- Exercise requirements -
Only the lines from the line containing "Type out the text in this image." through the final line of the entries should be printed, exactly as given, with the pictures left out.
Start
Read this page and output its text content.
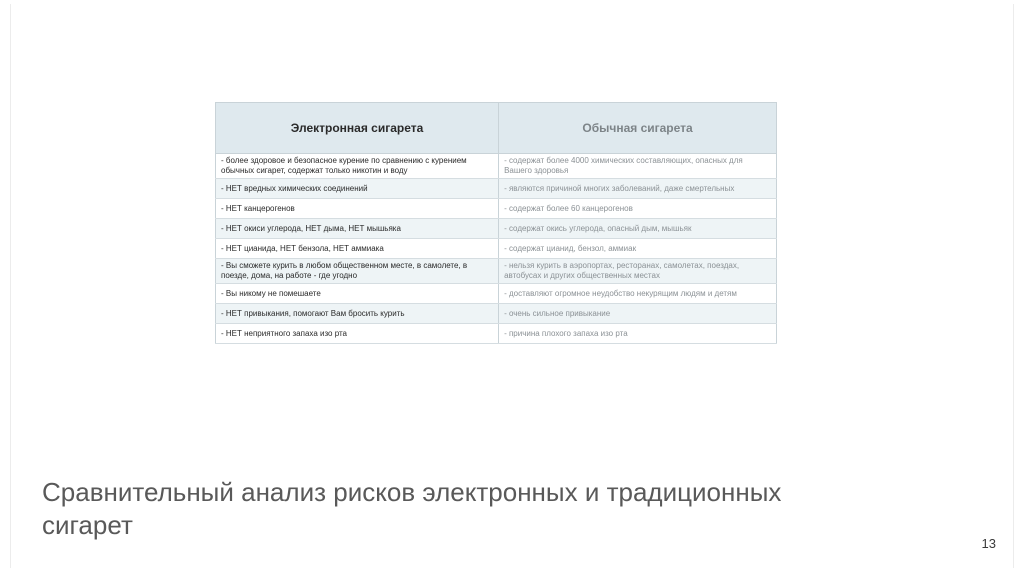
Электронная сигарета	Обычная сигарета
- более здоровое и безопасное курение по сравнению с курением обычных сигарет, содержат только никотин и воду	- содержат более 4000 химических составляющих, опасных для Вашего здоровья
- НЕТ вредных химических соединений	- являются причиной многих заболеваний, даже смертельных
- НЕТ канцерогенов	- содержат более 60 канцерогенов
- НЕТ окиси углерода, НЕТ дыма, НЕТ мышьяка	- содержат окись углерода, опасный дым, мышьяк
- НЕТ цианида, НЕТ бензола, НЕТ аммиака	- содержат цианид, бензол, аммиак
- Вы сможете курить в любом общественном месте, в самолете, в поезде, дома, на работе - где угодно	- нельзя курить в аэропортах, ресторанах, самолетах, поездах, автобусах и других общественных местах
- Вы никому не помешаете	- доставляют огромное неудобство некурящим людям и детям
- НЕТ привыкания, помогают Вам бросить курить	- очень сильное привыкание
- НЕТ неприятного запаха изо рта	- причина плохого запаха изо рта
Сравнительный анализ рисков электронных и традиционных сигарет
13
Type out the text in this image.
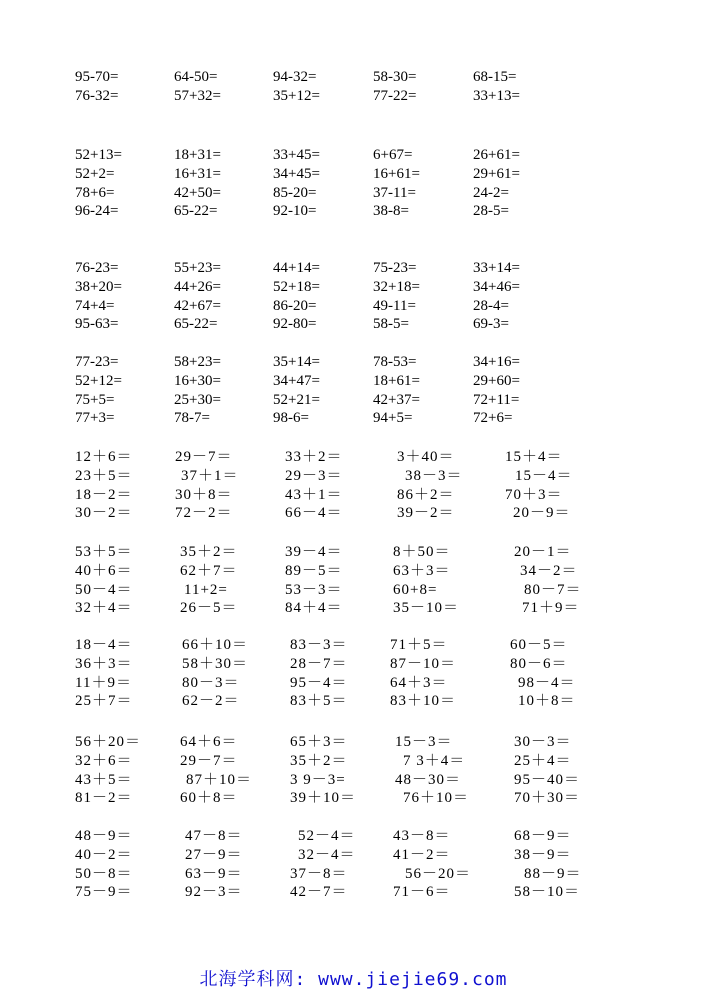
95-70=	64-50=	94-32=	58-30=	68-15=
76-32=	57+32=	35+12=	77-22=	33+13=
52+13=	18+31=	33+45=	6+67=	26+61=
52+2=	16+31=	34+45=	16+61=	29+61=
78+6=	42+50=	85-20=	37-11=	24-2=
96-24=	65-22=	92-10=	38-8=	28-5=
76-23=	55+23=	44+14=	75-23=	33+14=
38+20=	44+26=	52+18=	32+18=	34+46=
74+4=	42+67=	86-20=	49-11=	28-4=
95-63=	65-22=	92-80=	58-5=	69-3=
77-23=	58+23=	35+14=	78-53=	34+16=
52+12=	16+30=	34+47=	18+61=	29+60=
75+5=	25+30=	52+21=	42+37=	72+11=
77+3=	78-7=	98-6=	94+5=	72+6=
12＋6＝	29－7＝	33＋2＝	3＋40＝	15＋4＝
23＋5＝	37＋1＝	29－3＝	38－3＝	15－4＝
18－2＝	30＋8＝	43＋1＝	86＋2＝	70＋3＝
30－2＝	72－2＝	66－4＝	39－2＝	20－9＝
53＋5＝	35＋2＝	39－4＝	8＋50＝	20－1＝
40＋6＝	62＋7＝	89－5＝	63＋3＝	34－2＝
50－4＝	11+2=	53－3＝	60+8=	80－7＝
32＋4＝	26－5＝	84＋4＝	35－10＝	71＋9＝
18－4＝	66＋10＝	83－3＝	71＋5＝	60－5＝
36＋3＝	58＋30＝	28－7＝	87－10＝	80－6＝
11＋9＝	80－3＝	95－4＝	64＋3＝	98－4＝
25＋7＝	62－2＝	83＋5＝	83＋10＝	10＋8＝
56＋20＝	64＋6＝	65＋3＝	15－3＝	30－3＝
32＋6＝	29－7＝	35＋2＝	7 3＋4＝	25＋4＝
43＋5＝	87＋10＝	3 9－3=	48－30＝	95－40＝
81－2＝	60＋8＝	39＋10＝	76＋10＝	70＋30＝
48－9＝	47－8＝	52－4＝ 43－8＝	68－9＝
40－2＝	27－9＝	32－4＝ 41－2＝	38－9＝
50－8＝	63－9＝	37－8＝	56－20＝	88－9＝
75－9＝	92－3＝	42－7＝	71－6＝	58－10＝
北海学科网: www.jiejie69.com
End
- Output below -
Type out the text in this image.
95-70=	64-50=	94-32=	58-30=	68-15=
76-32=	57+32=	35+12=	77-22=	33+13=
52+13=	18+31=	33+45=	6+67=	26+61=
52+2=	16+31=	34+45=	16+61=	29+61=
78+6=	42+50=	85-20=	37-11=	24-2=
96-24=	65-22=	92-10=	38-8=	28-5=
76-23=	55+23=	44+14=	75-23=	33+14=
38+20=	44+26=	52+18=	32+18=	34+46=
74+4=	42+67=	86-20=	49-11=	28-4=
95-63=	65-22=	92-80=	58-5=	69-3=
77-23=	58+23=	35+14=	78-53=	34+16=
52+12=	16+30=	34+47=	18+61=	29+60=
75+5=	25+30=	52+21=	42+37=	72+11=
77+3=	78-7=	98-6=	94+5=	72+6=
12＋6＝	29－7＝	33＋2＝	3＋40＝	15＋4＝
23＋5＝	37＋1＝	29－3＝	38－3＝	15－4＝
18－2＝	30＋8＝	43＋1＝	86＋2＝	70＋3＝
30－2＝	72－2＝	66－4＝	39－2＝	20－9＝
53＋5＝	35＋2＝	39－4＝	8＋50＝	20－1＝
40＋6＝	62＋7＝	89－5＝	63＋3＝	34－2＝
50－4＝	11+2=	53－3＝	60+8=	80－7＝
32＋4＝	26－5＝	84＋4＝	35－10＝	71＋9＝
18－4＝	66＋10＝	83－3＝	71＋5＝	60－5＝
36＋3＝	58＋30＝	28－7＝	87－10＝	80－6＝
11＋9＝	80－3＝	95－4＝	64＋3＝	98－4＝
25＋7＝	62－2＝	83＋5＝	83＋10＝	10＋8＝
56＋20＝	64＋6＝	65＋3＝	15－3＝	30－3＝
32＋6＝	29－7＝	35＋2＝	7 3＋4＝	25＋4＝
43＋5＝	87＋10＝	3 9－3=	48－30＝	95－40＝
81－2＝	60＋8＝	39＋10＝	76＋10＝	70＋30＝
48－9＝	47－8＝	52－4＝ 43－8＝	68－9＝
40－2＝	27－9＝	32－4＝ 41－2＝	38－9＝
50－8＝	63－9＝	37－8＝	56－20＝	88－9＝
75－9＝	92－3＝	42－7＝	71－6＝	58－10＝
北海学科网: www.jiejie69.com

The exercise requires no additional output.